== Information given ==
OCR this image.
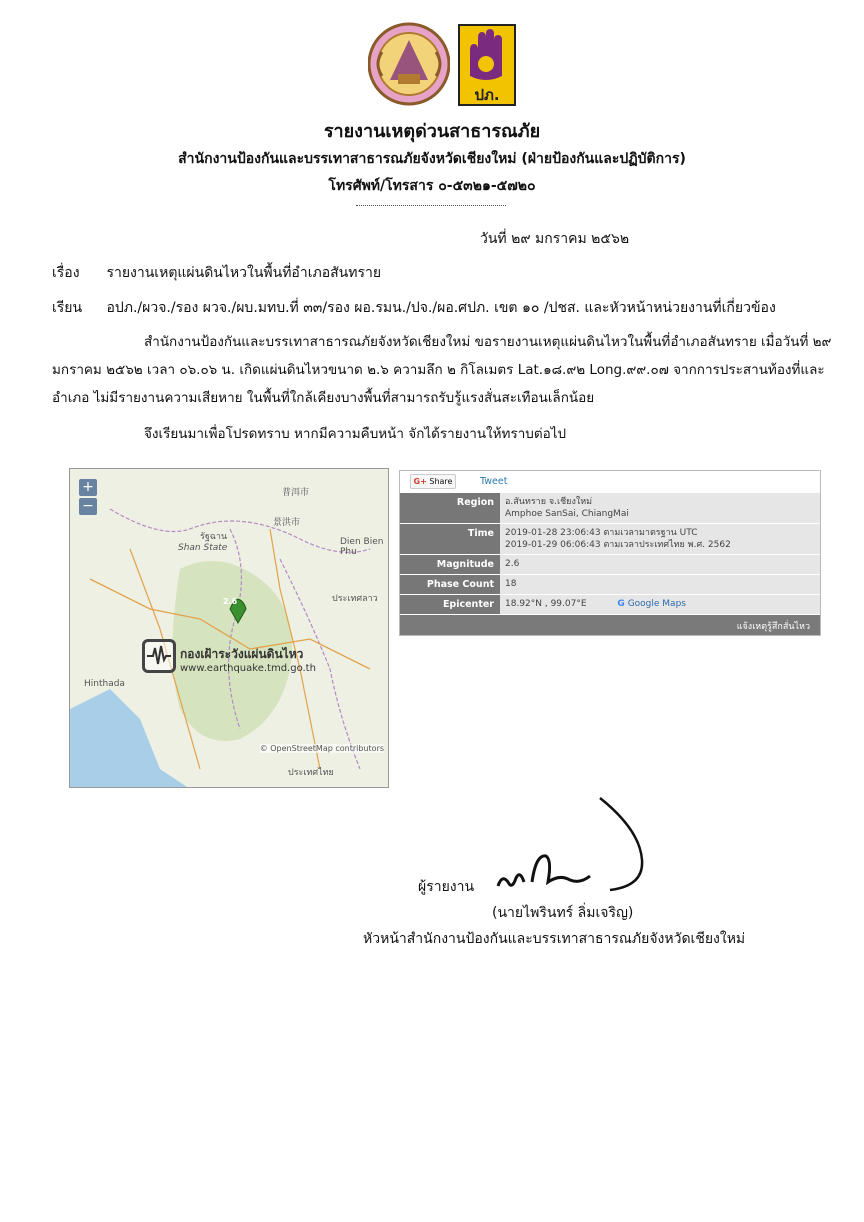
ปภ.
รายงานเหตุด่วนสาธารณภัย
สำนักงานป้องกันและบรรเทาสาธารณภัยจังหวัดเชียงใหม่ (ฝ่ายป้องกันและปฏิบัติการ)
โทรศัพท์/โทรสาร ๐-๕๓๒๑-๕๗๒๐
วันที่ ๒๙ มกราคม ๒๕๖๒
เรื่อง รายงานเหตุแผ่นดินไหวในพื้นที่อำเภอสันทราย
เรียน อปภ./ผวจ./รอง ผวจ./ผบ.มทบ.ที่ ๓๓/รอง ผอ.รมน./ปจ./ผอ.ศปภ. เขต ๑๐ /ปชส. และหัวหน้าหน่วยงานที่เกี่ยวข้อง
สำนักงานป้องกันและบรรเทาสาธารณภัยจังหวัดเชียงใหม่ ขอรายงานเหตุแผ่นดินไหวในพื้นที่อำเภอสันทราย เมื่อวันที่ ๒๙ มกราคม ๒๕๖๒ เวลา ๐๖.๐๖ น. เกิดแผ่นดินไหวขนาด ๒.๖ ความลึก ๒ กิโลเมตร Lat.๑๘.๙๒ Long.๙๙.๐๗ จากการประสานท้องที่และอำเภอ ไม่มีรายงานความเสียหาย ในพื้นที่ใกล้เคียงบางพื้นที่สามารถรับรู้แรงสั่นสะเทือนเล็กน้อย
จึงเรียนมาเพื่อโปรดทราบ หากมีความคืบหน้า จักได้รายงานให้ทราบต่อไป
2.6
+
−
รัฐฉาน
Shan State
普洱市
景洪市
Dien Bien Phu
Hinthada
ประเทศไทย
ประเทศลาว
กองเฝ้าระวังแผ่นดินไหว
www.earthquake.tmd.go.th
© OpenStreetMap contributors
G+ Share	Tweet
Region	อ.สันทราย จ.เชียงใหม่
Amphoe SanSai, ChiangMai

Time	2019-01-28 23:06:43 ตามเวลามาตรฐาน UTC
2019-01-29 06:06:43 ตามเวลาประเทศไทย พ.ศ. 2562

Magnitude	2.6
Phase Count	18
Epicenter	18.92°N , 99.07°E G Google Maps
แจ้งเหตุรู้สึกสั่นไหว
ผู้รายงาน
(นายไพรินทร์ ลิ่มเจริญ)
หัวหน้าสำนักงานป้องกันและบรรเทาสาธารณภัยจังหวัดเชียงใหม่
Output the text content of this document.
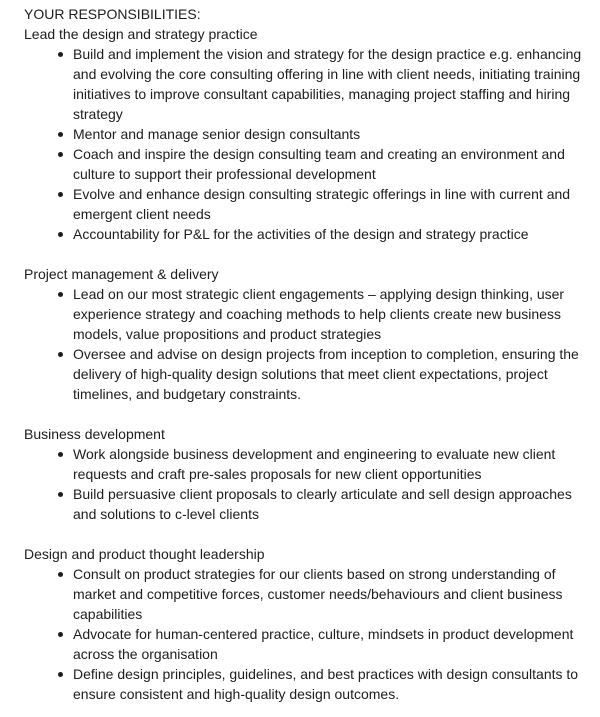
YOUR RESPONSIBILITIES:
Lead the design and strategy practice
Build and implement the vision and strategy for the design practice e.g. enhancing and evolving the core consulting offering in line with client needs, initiating training initiatives to improve consultant capabilities, managing project staffing and hiring strategy
Mentor and manage senior design consultants
Coach and inspire the design consulting team and creating an environment and culture to support their professional development
Evolve and enhance design consulting strategic offerings in line with current and emergent client needs
Accountability for P&L for the activities of the design and strategy practice
Project management & delivery
Lead on our most strategic client engagements – applying design thinking, user experience strategy and coaching methods to help clients create new business models, value propositions and product strategies
Oversee and advise on design projects from inception to completion, ensuring the delivery of high-quality design solutions that meet client expectations, project timelines, and budgetary constraints.
Business development
Work alongside business development and engineering to evaluate new client requests and craft pre-sales proposals for new client opportunities
Build persuasive client proposals to clearly articulate and sell design approaches and solutions to c-level clients
Design and product thought leadership
Consult on product strategies for our clients based on strong understanding of market and competitive forces, customer needs/behaviours and client business capabilities
Advocate for human-centered practice, culture, mindsets in product development across the organisation
Define design principles, guidelines, and best practices with design consultants to ensure consistent and high-quality design outcomes.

== Task ==
Exactly the lines from the line containing "Output the text content of this document." through the last line of the entries above are to be quoted, both included, and nothing else. Pictures are left out.

== Task response ==
Output the text content of this document.
YOUR RESPONSIBILITIES:
Lead the design and strategy practice
Build and implement the vision and strategy for the design practice e.g. enhancing and evolving the core consulting offering in line with client needs, initiating training initiatives to improve consultant capabilities, managing project staffing and hiring strategy
Mentor and manage senior design consultants
Coach and inspire the design consulting team and creating an environment and culture to support their professional development
Evolve and enhance design consulting strategic offerings in line with current and emergent client needs
Accountability for P&L for the activities of the design and strategy practice
Project management & delivery
Lead on our most strategic client engagements – applying design thinking, user experience strategy and coaching methods to help clients create new business models, value propositions and product strategies
Oversee and advise on design projects from inception to completion, ensuring the delivery of high-quality design solutions that meet client expectations, project timelines, and budgetary constraints.
Business development
Work alongside business development and engineering to evaluate new client requests and craft pre-sales proposals for new client opportunities
Build persuasive client proposals to clearly articulate and sell design approaches and solutions to c-level clients
Design and product thought leadership
Consult on product strategies for our clients based on strong understanding of market and competitive forces, customer needs/behaviours and client business capabilities
Advocate for human-centered practice, culture, mindsets in product development across the organisation
Define design principles, guidelines, and best practices with design consultants to ensure consistent and high-quality design outcomes.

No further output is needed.